Exercise aim: Extract, from the listing that follows, each line containing the word "weight".

## BEGIN

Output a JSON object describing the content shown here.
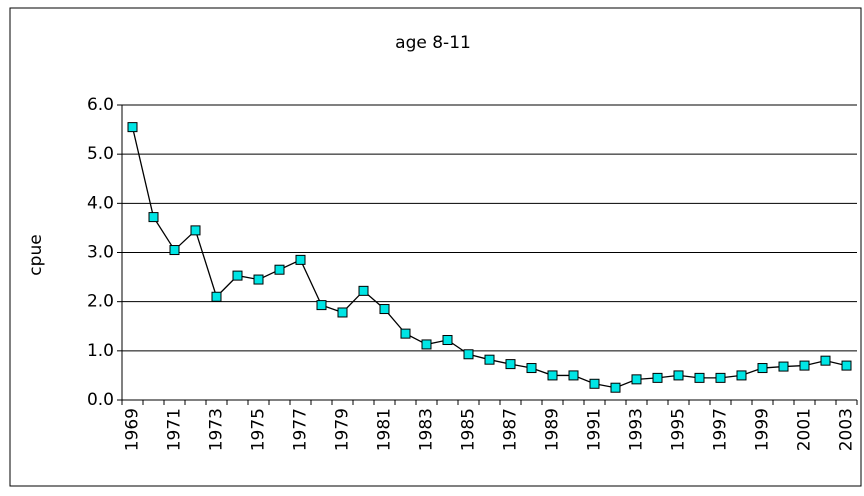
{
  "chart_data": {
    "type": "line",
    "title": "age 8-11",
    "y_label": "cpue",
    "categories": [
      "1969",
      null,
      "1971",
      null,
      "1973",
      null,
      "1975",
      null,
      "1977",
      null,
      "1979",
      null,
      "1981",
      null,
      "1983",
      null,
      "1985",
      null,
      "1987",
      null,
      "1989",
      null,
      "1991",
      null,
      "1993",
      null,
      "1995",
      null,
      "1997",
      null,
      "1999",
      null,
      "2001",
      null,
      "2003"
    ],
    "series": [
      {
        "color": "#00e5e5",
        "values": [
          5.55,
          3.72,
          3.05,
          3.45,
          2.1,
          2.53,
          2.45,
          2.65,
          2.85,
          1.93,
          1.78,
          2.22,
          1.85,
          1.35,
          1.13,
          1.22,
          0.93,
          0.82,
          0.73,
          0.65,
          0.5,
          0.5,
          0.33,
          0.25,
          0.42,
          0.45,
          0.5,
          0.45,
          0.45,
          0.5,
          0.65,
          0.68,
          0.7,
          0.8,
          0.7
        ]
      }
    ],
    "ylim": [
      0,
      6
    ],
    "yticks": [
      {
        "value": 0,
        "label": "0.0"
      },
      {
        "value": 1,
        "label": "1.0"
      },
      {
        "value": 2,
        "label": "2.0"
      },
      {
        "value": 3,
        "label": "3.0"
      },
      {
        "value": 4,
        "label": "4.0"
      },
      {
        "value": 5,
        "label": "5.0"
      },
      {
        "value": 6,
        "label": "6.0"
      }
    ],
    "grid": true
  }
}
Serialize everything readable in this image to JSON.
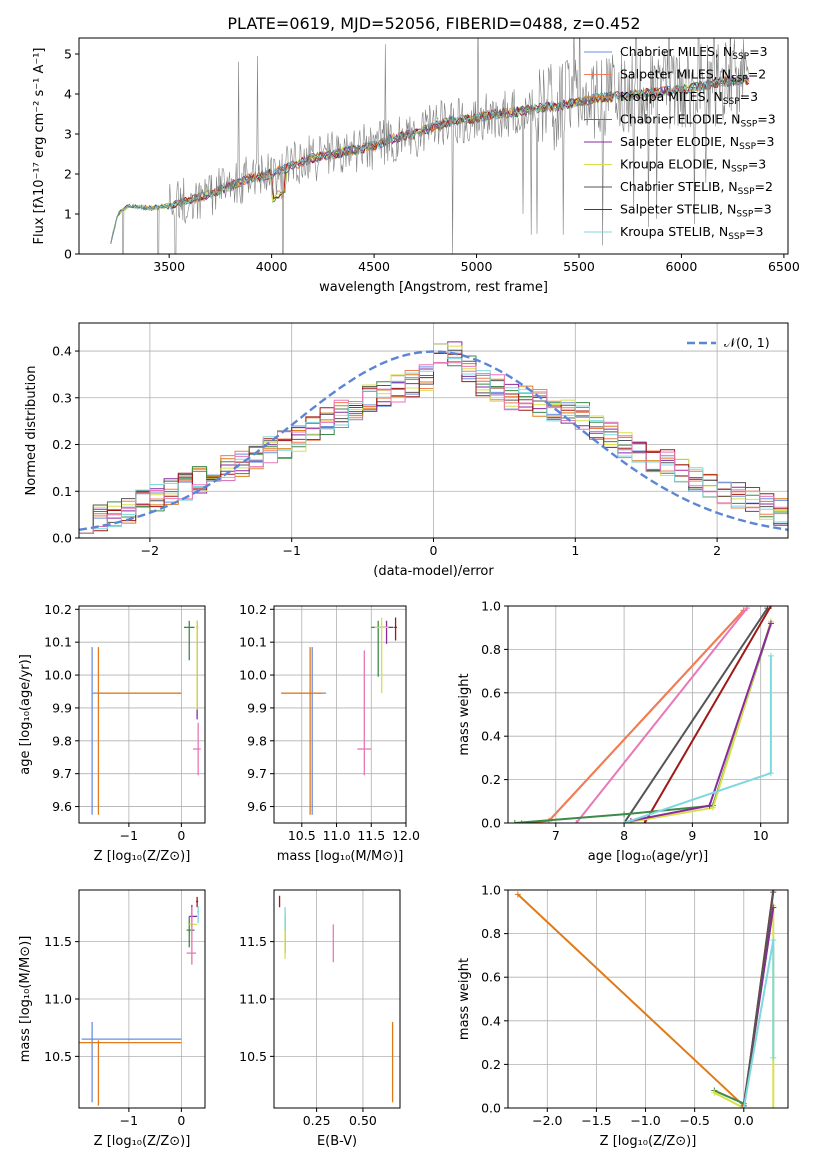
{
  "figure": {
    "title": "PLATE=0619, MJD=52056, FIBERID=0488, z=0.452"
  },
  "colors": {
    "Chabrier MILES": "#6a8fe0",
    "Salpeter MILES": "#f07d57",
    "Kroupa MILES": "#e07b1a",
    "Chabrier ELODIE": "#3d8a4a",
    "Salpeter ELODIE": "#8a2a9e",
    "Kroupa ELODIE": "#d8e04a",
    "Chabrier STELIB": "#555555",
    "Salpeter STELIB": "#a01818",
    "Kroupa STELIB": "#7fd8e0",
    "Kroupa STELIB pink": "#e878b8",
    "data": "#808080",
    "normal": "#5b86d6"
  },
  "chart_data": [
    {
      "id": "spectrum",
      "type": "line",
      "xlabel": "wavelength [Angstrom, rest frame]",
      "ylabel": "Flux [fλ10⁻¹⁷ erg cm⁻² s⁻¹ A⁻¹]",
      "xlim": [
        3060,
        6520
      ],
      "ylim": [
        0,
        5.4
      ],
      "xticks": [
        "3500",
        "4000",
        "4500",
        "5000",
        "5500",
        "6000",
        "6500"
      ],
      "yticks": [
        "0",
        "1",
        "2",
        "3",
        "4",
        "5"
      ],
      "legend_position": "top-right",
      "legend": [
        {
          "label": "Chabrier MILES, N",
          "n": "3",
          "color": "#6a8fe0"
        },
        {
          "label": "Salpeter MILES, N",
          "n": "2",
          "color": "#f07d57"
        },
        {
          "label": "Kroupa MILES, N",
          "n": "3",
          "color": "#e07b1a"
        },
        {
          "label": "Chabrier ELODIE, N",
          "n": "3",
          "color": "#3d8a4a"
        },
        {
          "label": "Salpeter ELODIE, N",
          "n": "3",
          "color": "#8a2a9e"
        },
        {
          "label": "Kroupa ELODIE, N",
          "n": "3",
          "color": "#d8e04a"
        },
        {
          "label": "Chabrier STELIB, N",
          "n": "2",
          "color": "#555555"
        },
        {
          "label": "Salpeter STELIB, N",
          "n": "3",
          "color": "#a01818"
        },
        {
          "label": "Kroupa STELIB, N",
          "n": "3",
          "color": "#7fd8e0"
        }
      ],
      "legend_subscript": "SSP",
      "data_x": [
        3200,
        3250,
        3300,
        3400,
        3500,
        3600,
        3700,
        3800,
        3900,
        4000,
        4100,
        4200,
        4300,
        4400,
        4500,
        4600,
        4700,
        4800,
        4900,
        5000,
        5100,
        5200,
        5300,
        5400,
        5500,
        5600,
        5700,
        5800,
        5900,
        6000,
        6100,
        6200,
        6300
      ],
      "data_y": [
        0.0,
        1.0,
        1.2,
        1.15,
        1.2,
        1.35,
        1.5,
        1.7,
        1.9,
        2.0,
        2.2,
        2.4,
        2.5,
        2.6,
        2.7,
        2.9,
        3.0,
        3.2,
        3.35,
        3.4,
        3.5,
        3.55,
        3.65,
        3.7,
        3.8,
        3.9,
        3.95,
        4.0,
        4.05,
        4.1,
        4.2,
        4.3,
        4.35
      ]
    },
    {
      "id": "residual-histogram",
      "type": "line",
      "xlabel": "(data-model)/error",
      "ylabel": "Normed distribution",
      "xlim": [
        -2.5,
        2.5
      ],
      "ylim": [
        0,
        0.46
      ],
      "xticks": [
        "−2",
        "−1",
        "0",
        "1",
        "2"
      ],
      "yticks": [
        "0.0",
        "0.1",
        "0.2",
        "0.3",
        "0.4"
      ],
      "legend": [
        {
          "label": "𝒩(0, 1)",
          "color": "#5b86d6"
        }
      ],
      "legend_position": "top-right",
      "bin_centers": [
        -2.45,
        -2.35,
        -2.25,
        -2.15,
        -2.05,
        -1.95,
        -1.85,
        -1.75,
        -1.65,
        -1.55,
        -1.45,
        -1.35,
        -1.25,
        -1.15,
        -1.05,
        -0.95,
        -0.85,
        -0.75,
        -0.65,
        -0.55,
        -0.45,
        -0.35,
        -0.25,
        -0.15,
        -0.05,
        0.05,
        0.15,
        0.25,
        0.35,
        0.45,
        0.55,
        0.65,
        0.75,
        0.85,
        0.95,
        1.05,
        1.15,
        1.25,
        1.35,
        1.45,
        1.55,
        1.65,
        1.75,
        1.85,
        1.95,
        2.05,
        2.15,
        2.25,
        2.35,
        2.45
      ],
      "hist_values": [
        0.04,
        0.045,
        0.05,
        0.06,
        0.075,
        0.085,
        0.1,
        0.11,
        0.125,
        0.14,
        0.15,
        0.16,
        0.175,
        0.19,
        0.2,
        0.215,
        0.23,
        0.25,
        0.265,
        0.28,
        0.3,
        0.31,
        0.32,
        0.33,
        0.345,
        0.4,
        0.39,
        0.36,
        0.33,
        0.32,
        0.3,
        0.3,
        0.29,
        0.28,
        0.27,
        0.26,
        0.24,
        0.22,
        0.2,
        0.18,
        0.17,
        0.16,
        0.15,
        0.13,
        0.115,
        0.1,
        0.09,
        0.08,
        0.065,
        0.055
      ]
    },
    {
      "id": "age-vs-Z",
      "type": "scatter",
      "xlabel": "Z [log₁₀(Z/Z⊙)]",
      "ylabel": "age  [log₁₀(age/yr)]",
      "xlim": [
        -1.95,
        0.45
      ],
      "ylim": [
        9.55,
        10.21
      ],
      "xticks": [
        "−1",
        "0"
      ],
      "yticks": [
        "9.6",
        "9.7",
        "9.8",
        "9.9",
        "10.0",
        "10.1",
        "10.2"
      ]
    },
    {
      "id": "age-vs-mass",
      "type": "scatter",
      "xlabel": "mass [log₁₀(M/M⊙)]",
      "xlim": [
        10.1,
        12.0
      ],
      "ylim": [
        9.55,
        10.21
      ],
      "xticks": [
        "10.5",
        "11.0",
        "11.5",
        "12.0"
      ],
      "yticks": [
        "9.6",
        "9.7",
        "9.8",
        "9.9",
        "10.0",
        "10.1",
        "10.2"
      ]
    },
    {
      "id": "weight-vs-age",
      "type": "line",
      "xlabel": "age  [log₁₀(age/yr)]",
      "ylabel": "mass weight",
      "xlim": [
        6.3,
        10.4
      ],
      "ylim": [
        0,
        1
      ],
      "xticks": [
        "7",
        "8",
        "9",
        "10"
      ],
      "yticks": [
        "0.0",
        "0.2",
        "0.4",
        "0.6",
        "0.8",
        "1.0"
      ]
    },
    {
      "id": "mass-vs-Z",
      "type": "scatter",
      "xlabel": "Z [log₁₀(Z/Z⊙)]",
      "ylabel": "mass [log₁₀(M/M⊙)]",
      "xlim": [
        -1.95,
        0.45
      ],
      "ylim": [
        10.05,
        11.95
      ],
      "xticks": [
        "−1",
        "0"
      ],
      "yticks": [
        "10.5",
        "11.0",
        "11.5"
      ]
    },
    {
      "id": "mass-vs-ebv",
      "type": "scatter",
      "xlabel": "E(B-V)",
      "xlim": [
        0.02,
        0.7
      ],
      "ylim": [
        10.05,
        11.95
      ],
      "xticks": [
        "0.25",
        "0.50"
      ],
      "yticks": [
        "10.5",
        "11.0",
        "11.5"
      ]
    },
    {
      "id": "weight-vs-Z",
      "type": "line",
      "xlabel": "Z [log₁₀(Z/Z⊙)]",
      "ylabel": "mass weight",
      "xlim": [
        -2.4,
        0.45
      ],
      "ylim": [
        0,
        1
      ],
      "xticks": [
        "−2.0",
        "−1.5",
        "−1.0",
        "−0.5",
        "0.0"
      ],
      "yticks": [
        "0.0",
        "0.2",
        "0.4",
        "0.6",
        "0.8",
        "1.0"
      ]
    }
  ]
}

## END

The result:
      "id": "weight-vs-age",
      "ylabel": "mass weight",
      "id": "weight-vs-Z",
      "ylabel": "mass weight",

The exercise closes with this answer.